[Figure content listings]
********************

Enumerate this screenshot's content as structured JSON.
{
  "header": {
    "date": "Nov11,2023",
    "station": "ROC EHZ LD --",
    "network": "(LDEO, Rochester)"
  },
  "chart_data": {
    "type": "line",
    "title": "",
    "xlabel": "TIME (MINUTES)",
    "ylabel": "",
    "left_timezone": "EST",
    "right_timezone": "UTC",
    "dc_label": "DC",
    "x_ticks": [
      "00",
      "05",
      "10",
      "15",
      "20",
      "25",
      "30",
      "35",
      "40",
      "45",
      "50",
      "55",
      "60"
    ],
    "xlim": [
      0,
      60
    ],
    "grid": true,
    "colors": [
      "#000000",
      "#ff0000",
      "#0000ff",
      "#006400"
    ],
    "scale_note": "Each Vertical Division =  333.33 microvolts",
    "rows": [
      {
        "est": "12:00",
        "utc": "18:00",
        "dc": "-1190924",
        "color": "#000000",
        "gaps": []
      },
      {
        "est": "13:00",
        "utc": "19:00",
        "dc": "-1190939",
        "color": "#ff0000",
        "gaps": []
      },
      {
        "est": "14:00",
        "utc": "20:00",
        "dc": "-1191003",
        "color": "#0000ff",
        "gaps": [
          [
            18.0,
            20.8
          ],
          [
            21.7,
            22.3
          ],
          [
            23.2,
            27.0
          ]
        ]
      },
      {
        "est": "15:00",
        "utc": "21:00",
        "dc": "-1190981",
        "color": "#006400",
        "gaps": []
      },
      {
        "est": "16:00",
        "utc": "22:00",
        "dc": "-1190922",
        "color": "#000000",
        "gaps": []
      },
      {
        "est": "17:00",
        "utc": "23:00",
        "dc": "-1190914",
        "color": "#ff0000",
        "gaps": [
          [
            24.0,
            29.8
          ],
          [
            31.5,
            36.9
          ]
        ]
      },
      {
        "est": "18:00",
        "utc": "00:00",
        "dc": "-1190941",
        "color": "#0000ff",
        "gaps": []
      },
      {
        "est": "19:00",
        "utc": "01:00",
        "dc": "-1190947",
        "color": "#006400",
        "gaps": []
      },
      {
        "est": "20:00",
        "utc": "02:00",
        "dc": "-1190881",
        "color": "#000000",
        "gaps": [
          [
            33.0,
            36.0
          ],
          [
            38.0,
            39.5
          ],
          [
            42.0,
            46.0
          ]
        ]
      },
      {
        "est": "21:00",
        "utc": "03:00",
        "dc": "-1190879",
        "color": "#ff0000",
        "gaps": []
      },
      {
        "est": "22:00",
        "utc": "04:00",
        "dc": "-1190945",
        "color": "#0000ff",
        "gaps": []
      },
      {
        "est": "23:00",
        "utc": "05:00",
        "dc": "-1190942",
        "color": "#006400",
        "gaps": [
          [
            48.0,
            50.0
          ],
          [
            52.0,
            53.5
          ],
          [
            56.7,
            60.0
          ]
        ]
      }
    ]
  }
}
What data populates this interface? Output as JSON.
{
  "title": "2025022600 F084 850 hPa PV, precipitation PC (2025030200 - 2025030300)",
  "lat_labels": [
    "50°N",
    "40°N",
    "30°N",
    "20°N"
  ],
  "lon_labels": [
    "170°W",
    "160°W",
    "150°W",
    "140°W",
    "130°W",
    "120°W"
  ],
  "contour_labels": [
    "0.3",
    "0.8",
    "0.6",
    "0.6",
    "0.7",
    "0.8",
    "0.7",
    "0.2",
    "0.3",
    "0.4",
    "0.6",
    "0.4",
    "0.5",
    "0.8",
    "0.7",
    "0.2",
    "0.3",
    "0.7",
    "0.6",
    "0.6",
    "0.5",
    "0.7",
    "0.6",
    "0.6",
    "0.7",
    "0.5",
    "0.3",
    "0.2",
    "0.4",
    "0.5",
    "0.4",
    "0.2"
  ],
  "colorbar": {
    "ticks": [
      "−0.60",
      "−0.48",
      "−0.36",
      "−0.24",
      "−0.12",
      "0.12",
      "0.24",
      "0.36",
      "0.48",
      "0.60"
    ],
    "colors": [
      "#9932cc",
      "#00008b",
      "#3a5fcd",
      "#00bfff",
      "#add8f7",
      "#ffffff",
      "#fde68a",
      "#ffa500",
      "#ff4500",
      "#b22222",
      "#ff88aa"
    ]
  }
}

********************

■ **Written task**
Repeat every record, exactly as written.

■ **Complete output**
Enumerate this screenshot's content as structured JSON.
{
  "header": {
    "date": "Nov11,2023",
    "station": "ROC EHZ LD --",
    "network": "(LDEO, Rochester)"
  },
  "chart_data": {
    "type": "line",
    "title": "",
    "xlabel": "TIME (MINUTES)",
    "ylabel": "",
    "left_timezone": "EST",
    "right_timezone": "UTC",
    "dc_label": "DC",
    "x_ticks": [
      "00",
      "05",
      "10",
      "15",
      "20",
      "25",
      "30",
      "35",
      "40",
      "45",
      "50",
      "55",
      "60"
    ],
    "xlim": [
      0,
      60
    ],
    "grid": true,
    "colors": [
      "#000000",
      "#ff0000",
      "#0000ff",
      "#006400"
    ],
    "scale_note": "Each Vertical Division =  333.33 microvolts",
    "rows": [
      {
        "est": "12:00",
        "utc": "18:00",
        "dc": "-1190924",
        "color": "#000000",
        "gaps": []
      },
      {
        "est": "13:00",
        "utc": "19:00",
        "dc": "-1190939",
        "color": "#ff0000",
        "gaps": []
      },
      {
        "est": "14:00",
        "utc": "20:00",
        "dc": "-1191003",
        "color": "#0000ff",
        "gaps": [
          [
            18.0,
            20.8
          ],
          [
            21.7,
            22.3
          ],
          [
            23.2,
            27.0
          ]
        ]
      },
      {
        "est": "15:00",
        "utc": "21:00",
        "dc": "-1190981",
        "color": "#006400",
        "gaps": []
      },
      {
        "est": "16:00",
        "utc": "22:00",
        "dc": "-1190922",
        "color": "#000000",
        "gaps": []
      },
      {
        "est": "17:00",
        "utc": "23:00",
        "dc": "-1190914",
        "color": "#ff0000",
        "gaps": [
          [
            24.0,
            29.8
          ],
          [
            31.5,
            36.9
          ]
        ]
      },
      {
        "est": "18:00",
        "utc": "00:00",
        "dc": "-1190941",
        "color": "#0000ff",
        "gaps": []
      },
      {
        "est": "19:00",
        "utc": "01:00",
        "dc": "-1190947",
        "color": "#006400",
        "gaps": []
      },
      {
        "est": "20:00",
        "utc": "02:00",
        "dc": "-1190881",
        "color": "#000000",
        "gaps": [
          [
            33.0,
            36.0
          ],
          [
            38.0,
            39.5
          ],
          [
            42.0,
            46.0
          ]
        ]
      },
      {
        "est": "21:00",
        "utc": "03:00",
        "dc": "-1190879",
        "color": "#ff0000",
        "gaps": []
      },
      {
        "est": "22:00",
        "utc": "04:00",
        "dc": "-1190945",
        "color": "#0000ff",
        "gaps": []
      },
      {
        "est": "23:00",
        "utc": "05:00",
        "dc": "-1190942",
        "color": "#006400",
        "gaps": [
          [
            48.0,
            50.0
          ],
          [
            52.0,
            53.5
          ],
          [
            56.7,
            60.0
          ]
        ]
      }
    ]
  }
}
What data populates this interface? Output as JSON.
{
  "title": "2025022600 F084 850 hPa PV, precipitation PC (2025030200 - 2025030300)",
  "lat_labels": [
    "50°N",
    "40°N",
    "30°N",
    "20°N"
  ],
  "lon_labels": [
    "170°W",
    "160°W",
    "150°W",
    "140°W",
    "130°W",
    "120°W"
  ],
  "contour_labels": [
    "0.3",
    "0.8",
    "0.6",
    "0.6",
    "0.7",
    "0.8",
    "0.7",
    "0.2",
    "0.3",
    "0.4",
    "0.6",
    "0.4",
    "0.5",
    "0.8",
    "0.7",
    "0.2",
    "0.3",
    "0.7",
    "0.6",
    "0.6",
    "0.5",
    "0.7",
    "0.6",
    "0.6",
    "0.7",
    "0.5",
    "0.3",
    "0.2",
    "0.4",
    "0.5",
    "0.4",
    "0.2"
  ],
  "colorbar": {
    "ticks": [
      "−0.60",
      "−0.48",
      "−0.36",
      "−0.24",
      "−0.12",
      "0.12",
      "0.24",
      "0.36",
      "0.48",
      "0.60"
    ],
    "colors": [
      "#9932cc",
      "#00008b",
      "#3a5fcd",
      "#00bfff",
      "#add8f7",
      "#ffffff",
      "#fde68a",
      "#ffa500",
      "#ff4500",
      "#b22222",
      "#ff88aa"
    ]
  }
}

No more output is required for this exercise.